■ **ABOUT THIS EXERCISE**
Please report how many lines in the data below contain "SVNF". Nothing besides the number should be written.

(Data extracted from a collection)
..........
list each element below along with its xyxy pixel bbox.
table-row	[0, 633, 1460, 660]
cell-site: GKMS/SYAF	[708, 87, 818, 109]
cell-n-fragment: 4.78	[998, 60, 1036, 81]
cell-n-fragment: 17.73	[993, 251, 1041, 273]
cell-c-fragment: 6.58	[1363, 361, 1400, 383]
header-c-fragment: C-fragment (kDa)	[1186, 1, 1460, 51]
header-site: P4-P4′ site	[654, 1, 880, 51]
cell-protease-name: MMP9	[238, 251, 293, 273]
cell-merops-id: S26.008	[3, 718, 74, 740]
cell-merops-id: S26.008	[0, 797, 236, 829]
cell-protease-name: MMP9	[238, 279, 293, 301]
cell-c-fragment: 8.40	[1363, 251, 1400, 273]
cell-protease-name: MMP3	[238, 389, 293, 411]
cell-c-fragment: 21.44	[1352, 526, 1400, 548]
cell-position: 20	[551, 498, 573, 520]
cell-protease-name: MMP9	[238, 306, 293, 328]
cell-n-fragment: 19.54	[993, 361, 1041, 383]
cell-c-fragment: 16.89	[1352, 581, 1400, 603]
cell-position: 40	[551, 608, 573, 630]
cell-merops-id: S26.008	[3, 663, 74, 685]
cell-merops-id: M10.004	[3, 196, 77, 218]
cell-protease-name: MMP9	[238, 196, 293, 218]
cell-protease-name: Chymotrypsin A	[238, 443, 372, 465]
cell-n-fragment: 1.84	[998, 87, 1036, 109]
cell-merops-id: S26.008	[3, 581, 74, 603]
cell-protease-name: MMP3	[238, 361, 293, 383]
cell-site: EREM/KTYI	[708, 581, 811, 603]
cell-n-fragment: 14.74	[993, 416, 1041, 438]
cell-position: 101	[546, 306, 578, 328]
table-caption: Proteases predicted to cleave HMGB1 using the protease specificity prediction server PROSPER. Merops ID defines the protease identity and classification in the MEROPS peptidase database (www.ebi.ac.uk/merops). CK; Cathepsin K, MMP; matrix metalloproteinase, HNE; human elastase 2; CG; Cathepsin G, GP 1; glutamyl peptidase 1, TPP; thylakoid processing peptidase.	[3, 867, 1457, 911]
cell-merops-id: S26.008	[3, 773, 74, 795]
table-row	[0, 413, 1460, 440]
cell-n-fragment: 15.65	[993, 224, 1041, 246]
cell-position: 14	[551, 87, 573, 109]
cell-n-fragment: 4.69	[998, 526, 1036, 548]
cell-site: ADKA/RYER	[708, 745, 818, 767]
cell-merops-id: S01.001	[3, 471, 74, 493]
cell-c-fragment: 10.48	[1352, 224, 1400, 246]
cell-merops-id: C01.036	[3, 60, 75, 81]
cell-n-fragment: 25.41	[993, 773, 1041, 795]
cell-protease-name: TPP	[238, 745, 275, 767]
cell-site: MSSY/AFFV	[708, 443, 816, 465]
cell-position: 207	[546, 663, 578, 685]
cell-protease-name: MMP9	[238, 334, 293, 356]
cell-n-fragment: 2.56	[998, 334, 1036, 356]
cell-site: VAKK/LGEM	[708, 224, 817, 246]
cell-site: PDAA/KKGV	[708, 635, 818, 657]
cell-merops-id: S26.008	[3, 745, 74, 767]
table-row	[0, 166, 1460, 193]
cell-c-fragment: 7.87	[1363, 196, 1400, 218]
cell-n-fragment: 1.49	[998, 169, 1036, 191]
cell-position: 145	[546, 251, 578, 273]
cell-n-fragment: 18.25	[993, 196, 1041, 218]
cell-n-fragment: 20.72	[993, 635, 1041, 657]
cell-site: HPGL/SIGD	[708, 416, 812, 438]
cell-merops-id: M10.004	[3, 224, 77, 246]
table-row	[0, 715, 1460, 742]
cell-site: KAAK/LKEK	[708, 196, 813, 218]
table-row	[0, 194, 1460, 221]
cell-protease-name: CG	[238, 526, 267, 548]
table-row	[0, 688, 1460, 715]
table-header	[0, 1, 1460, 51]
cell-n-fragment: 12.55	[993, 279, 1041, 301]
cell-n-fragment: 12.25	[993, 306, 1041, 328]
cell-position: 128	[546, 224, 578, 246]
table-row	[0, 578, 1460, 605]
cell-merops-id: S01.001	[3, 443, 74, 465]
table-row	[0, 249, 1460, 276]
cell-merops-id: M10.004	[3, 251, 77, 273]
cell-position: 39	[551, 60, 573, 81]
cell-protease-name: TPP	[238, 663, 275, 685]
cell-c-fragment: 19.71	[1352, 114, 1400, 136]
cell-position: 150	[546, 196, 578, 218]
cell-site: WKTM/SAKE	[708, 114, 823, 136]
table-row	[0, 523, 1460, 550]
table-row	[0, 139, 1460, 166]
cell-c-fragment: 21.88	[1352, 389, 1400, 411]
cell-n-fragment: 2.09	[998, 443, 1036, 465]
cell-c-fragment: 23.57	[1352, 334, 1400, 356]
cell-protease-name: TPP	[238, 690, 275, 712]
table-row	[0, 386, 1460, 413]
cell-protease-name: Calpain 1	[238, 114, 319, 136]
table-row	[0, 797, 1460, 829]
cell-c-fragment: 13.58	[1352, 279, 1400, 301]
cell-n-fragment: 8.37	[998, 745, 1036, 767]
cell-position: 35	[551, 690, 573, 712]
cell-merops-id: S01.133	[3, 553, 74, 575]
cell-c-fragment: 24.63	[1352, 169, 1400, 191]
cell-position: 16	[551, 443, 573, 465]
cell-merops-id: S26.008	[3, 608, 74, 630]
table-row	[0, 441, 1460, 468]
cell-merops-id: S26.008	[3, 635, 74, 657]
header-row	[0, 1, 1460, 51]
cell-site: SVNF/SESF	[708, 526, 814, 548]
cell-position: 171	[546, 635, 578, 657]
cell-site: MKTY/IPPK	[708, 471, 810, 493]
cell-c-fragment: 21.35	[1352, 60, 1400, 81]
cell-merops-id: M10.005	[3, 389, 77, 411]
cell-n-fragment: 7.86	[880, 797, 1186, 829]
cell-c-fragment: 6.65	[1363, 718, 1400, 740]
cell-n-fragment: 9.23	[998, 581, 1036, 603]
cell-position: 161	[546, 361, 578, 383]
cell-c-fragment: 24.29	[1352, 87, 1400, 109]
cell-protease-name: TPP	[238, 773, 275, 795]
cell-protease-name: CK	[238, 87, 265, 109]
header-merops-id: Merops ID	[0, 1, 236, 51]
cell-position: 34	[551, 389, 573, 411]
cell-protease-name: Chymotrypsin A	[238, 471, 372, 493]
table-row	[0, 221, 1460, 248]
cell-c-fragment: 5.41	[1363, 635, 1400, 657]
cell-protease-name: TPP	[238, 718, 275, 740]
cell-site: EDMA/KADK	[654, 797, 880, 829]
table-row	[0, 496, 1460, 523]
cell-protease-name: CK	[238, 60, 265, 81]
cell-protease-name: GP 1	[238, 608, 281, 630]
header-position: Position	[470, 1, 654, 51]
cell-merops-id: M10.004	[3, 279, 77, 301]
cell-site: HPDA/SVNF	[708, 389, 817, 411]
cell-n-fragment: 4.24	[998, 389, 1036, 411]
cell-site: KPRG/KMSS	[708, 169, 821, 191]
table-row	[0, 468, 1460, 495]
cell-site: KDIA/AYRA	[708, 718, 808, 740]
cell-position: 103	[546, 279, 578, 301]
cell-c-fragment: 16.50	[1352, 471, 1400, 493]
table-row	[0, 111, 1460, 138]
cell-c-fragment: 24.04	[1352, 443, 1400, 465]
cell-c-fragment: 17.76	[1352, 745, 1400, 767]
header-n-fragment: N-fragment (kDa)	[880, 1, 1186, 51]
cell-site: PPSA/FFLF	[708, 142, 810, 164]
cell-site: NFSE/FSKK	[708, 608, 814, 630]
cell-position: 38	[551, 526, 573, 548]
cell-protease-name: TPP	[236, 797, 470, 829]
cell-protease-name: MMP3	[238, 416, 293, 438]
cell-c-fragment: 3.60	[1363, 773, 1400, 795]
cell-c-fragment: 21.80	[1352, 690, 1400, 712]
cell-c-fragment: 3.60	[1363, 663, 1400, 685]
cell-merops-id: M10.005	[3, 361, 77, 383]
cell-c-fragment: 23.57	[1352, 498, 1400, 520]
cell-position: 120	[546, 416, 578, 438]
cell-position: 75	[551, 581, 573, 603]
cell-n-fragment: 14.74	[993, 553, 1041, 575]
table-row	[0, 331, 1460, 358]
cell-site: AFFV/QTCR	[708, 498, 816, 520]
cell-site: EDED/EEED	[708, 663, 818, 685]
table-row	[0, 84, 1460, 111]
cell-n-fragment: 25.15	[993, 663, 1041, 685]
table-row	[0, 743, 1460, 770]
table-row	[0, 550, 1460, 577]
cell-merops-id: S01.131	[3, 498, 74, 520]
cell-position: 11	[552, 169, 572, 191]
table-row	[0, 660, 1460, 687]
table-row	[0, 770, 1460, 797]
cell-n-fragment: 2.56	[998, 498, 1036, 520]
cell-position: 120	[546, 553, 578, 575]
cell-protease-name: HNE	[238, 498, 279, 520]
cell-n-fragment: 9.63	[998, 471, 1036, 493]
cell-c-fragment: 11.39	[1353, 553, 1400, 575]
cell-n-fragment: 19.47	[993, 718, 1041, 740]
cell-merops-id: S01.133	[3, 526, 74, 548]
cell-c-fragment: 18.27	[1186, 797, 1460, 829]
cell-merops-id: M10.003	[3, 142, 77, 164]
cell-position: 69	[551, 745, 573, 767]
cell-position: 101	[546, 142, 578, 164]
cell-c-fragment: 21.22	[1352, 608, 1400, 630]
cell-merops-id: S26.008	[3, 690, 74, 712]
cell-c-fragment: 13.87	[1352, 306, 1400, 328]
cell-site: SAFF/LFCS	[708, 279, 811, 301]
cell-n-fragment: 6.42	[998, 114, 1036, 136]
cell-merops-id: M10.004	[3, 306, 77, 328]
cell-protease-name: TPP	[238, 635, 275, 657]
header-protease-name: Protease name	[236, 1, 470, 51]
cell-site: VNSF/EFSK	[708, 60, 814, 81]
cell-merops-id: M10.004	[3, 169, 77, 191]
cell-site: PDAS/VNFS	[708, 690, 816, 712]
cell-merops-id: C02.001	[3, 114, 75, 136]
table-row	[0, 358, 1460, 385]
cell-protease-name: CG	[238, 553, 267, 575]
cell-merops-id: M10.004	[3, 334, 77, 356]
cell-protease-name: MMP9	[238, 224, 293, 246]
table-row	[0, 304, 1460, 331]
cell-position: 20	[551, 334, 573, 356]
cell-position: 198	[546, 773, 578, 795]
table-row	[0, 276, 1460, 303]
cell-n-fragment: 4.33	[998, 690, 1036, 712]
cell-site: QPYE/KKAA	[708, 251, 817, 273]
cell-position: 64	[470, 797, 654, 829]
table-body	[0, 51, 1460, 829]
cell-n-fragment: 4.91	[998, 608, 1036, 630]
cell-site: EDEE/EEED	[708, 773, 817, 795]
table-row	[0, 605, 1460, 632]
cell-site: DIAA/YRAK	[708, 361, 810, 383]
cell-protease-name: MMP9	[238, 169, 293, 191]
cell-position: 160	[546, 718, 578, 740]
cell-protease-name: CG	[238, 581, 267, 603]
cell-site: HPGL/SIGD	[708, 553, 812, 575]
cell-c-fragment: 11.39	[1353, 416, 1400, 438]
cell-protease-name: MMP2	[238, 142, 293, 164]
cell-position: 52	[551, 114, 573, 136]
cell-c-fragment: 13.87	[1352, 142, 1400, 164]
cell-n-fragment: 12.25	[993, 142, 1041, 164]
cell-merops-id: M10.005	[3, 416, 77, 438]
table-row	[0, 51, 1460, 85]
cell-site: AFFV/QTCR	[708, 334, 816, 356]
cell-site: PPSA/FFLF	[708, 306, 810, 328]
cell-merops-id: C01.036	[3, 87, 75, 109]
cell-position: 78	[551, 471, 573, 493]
..........
■ **WRITTEN REPLY**
2